=== Stated goal ===
Search the records for "立方厘米" and copy each line that holds it.

=== Data excerpts ===

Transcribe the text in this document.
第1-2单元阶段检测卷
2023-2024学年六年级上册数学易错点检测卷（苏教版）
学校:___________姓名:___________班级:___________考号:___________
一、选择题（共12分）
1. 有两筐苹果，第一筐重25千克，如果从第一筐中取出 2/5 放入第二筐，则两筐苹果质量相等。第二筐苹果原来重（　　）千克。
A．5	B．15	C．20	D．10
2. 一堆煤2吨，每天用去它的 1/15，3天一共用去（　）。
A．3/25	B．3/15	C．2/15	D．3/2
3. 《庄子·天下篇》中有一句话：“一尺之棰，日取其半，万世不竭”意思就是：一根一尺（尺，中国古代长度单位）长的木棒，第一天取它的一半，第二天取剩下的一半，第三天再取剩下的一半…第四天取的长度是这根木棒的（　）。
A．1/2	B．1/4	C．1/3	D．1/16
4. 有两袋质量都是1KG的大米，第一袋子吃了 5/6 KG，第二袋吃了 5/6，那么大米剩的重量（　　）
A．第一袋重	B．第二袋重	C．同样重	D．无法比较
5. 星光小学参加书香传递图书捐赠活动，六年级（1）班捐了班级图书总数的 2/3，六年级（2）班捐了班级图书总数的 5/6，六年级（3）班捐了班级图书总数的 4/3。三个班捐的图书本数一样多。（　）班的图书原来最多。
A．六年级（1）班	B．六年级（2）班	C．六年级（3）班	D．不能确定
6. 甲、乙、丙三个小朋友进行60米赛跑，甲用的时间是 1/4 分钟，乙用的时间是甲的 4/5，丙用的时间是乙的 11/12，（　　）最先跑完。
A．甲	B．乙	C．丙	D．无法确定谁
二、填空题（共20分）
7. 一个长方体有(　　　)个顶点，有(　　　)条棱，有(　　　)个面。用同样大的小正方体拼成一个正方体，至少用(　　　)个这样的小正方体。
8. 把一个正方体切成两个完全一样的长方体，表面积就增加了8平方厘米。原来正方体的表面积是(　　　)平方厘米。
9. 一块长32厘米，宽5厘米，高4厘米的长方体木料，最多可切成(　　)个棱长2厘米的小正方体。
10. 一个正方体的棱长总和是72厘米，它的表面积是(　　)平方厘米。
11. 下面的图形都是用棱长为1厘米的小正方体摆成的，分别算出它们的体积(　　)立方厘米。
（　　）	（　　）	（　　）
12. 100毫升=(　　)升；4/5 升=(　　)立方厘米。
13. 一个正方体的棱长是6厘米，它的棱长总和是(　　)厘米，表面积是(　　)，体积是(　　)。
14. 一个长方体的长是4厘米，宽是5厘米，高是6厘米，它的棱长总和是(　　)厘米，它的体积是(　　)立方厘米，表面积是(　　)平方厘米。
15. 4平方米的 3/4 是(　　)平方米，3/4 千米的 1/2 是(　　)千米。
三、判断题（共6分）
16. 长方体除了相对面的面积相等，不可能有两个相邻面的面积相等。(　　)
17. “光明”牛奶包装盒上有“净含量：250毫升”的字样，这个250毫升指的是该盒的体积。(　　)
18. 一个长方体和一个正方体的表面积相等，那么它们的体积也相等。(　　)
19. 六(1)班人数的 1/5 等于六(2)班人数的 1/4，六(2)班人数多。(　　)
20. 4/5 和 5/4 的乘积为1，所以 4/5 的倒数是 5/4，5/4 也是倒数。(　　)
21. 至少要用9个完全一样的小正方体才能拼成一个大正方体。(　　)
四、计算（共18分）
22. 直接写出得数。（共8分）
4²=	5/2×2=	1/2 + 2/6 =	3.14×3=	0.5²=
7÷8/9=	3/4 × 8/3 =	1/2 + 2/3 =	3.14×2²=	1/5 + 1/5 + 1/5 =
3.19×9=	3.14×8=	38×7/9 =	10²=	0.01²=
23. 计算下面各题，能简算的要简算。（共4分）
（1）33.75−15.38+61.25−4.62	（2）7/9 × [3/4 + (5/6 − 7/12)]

=== Result ===
11. 下面的图形都是用棱长为1厘米的小正方体摆成的，分别算出它们的体积(　　)立方厘米。
12. 100毫升=(　　)升；4/5 升=(　　)立方厘米。
14. 一个长方体的长是4厘米，宽是5厘米，高是6厘米，它的棱长总和是(　　)厘米，它的体积是(　　)立方厘米，表面积是(　　)平方厘米。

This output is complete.